* [SOURCE PASSAGE]:
[Start of section]
Skip to content

LBMC/ChrSexebelari

Repository files navigation

SNP calling pipeline

SNP calling pipeline to find homozygote SNPs present in JU2817 strain but not in JU2859

Getting Started

These instructions will get you a working version of the pipeline the SNP calling pipeline.

Prerequisites

To run nextflow on you computer you need to have java (>= 1.8) installed.

java --version

To be able to easily test tools already implemented for nextflow on your computer (src/nf_modules/ to see their list). You need to have docker installed.

docker run hello-world

Installing

To install nextflow on you computer simply run the following command:

src/install_nextflow.sh

Then to initialize the necessary Docker tools with the following command:

src/docker_modules/cutadapt/1.14/docker_init.sh
src/docker_modules/UrQt/d62c1f8/docker_init.sh
src/docker_modules/bioawk/1.0/docker_init.sh
src/docker_modules/Bowtie2/2.3.4.1/docker_init.sh
src/docker_modules/sambamba/0.6.7/docker_init.sh
src/docker_modules/sambamba/0.6.7/docker_init.sh
src/docker_modules/GATK/4.0.8.1/docker_init.sh
src/docker_modules/SAMtools/1.7/docker_init.sh
src/docker_modules/bcftools/1.7/docker_init.sh

Necessary R packages

R -e 'install.packages(c("tidyverse", "seqinr"), repos = "https://cloud.r-project.org")'

Running

To launch the analysis, you can execute the content of the script src/1_JU28_59vs17_SNP_calling.sh. There, is a first section to run the pipeline locally with Docker on a training set (after generating the training set), a second to run it with Docker on the full data set, and a last seciton to run it on the PSMN.
[End of section]
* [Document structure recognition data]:
[Start of section]
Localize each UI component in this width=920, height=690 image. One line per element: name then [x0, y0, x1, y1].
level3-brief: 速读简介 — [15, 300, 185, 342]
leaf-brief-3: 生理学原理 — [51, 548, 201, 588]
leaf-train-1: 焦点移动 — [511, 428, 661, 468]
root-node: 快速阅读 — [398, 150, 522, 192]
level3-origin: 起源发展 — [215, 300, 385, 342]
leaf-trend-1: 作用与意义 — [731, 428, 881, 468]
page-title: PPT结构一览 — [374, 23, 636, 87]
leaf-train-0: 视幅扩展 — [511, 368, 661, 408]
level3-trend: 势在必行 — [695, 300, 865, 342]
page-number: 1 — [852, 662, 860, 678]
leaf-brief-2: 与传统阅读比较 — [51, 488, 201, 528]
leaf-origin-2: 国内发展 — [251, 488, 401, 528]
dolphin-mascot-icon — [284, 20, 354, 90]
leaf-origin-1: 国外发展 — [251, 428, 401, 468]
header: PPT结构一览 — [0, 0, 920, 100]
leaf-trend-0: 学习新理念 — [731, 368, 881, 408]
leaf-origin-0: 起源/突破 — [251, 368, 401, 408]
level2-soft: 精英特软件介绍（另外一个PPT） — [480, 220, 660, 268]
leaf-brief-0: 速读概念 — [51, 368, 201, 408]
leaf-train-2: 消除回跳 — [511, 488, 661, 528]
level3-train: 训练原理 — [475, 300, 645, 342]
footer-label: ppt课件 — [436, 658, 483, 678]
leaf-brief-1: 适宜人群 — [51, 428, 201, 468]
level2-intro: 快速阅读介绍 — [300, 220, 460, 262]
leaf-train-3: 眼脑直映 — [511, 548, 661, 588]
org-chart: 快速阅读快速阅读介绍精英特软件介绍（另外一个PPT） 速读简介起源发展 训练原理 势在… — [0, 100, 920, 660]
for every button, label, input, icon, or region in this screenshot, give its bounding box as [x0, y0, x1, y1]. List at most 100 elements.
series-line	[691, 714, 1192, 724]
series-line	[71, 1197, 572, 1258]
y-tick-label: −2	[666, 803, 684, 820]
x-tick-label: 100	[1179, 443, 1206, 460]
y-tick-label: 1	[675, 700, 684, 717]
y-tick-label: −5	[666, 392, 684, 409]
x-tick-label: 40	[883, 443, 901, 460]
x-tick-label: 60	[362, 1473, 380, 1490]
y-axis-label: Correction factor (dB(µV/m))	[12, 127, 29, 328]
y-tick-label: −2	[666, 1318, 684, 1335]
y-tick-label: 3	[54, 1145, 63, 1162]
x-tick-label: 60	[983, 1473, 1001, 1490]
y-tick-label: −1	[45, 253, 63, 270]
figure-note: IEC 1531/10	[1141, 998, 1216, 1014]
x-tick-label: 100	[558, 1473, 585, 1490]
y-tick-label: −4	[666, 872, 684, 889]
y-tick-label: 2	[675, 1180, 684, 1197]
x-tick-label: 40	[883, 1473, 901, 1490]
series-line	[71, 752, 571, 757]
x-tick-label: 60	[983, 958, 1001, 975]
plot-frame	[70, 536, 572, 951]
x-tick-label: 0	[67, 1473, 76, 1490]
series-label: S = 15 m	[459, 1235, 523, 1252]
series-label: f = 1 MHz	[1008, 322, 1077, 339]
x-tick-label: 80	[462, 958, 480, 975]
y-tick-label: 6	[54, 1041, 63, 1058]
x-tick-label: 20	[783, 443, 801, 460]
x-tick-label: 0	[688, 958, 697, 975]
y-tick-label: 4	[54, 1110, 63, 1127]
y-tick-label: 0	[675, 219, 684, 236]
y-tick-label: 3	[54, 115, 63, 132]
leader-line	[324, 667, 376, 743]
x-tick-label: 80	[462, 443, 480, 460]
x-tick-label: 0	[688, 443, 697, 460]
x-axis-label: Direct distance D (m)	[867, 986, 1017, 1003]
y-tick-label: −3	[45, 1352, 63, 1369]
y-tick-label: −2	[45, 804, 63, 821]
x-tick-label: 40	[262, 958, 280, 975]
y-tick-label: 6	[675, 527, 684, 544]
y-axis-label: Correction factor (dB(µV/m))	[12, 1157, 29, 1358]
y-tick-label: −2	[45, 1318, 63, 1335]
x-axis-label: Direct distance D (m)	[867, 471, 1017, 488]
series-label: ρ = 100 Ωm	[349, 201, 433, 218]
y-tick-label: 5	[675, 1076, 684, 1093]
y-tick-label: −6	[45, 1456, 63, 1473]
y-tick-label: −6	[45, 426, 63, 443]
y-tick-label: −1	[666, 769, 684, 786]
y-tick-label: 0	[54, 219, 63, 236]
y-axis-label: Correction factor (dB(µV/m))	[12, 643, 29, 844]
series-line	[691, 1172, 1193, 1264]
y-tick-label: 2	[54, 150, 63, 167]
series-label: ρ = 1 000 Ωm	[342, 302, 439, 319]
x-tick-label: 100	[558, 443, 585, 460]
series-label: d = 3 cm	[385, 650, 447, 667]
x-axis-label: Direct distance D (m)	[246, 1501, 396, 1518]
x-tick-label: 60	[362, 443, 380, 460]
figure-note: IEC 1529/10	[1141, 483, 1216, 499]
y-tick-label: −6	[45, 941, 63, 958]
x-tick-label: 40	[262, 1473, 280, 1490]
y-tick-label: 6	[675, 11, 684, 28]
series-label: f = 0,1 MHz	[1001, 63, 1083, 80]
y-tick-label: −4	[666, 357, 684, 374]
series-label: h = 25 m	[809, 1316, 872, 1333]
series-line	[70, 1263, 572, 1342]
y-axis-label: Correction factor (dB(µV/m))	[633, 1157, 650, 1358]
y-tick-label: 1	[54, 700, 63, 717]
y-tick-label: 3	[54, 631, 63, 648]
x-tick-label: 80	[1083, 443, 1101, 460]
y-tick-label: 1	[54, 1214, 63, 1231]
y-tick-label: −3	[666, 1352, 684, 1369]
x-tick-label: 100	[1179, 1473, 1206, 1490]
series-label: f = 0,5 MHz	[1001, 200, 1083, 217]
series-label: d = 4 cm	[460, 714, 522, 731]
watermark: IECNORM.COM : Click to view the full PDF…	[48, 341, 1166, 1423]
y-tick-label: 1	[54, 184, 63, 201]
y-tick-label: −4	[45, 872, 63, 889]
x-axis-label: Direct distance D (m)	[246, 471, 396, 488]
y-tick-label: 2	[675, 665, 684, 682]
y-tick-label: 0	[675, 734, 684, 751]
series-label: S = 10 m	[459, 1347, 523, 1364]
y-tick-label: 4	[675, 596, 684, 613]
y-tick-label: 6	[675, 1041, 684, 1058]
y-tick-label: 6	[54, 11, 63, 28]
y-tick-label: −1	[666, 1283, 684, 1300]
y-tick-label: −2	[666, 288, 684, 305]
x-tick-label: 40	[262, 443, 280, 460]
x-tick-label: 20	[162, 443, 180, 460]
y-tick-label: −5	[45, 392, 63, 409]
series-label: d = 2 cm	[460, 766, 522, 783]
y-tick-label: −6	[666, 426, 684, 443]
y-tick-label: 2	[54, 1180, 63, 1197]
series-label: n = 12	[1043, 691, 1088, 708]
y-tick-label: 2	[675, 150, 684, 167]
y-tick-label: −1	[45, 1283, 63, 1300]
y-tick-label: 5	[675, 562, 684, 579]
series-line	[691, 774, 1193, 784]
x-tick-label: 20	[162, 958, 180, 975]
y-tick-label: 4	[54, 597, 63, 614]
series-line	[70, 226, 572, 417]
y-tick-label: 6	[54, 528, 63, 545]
[End of section]
* [WORK INSTRUCTIONS]:
**a)** Based on the SNP calling pipeline page, explain why a user needs Docker installed.
**b)** Name each distinct tool that the Docker initialization commands on the SNP calling pipeline page set up, with its version.
**c)** Write the next part of the SNP calling pipeline page, continuing from its final sentence.

* [RESPONSES FOR EACH TASK]:
**a)** Docker lets the user easily test, on their own computer, the tools already implemented for nextflow. Those tools are listed in src/nf_modules/.

**b)**
cutadapt 1.14
UrQt d62c1f8
bioawk 1.0
Bowtie2 2.3.4.1
sambamba 0.6.7
GATK 4.0.8.1
SAMtools 1.7
bcftools 1.7

**c)**
Available tools

tool nf module docker module psmn module
BEDtools ok ok ok
BFCtools no ok ok
bioawk no ok ok
Bowtie ok ok no
Bowtie2 ok ok ok
BWA ok ok ok
canu ok ok ok
cutadapt ok ok ok
deepTools no ok ok
FastQC ok ok ok
file_handle no ok ok
GATK no ok ok
HISAT2 no ok no
HTSeq ok ok ok
Kallisto ok ok ok
MACS2 no ok ok
MultiQC ok ok ok
MUSIC ok ok ok
picard no ok ok
pigz no ok ok
RSEM ok ok ok
sambamba ok ok ok
samblaster ok ok ok
SAMtools ok ok ok
SRAtoolkit ok ok ok
Salmon no ok ok
TopHat no ok ok
Trimmomatic no ok ok
UrQt ok ok ok

After running the src/SNP_calling.nf pipeline, the src/intersect_SNP.R R scripts will format the .vcf files into .csv table. The final output is filtered to keep only SNP matching a list of enzymes and SNP that are homozygote in one strain and not present in the other.

Contributing

Please read CONTRIBUTING.md for details on our code of conduct, and the process for submitting pull requests to us.

Versioning

We use SemVer for versioning. For the versions available, see the tags on this repository.

Authors

  • Laurent Modolo - Initial work

See also the list of contributors who participated in this project.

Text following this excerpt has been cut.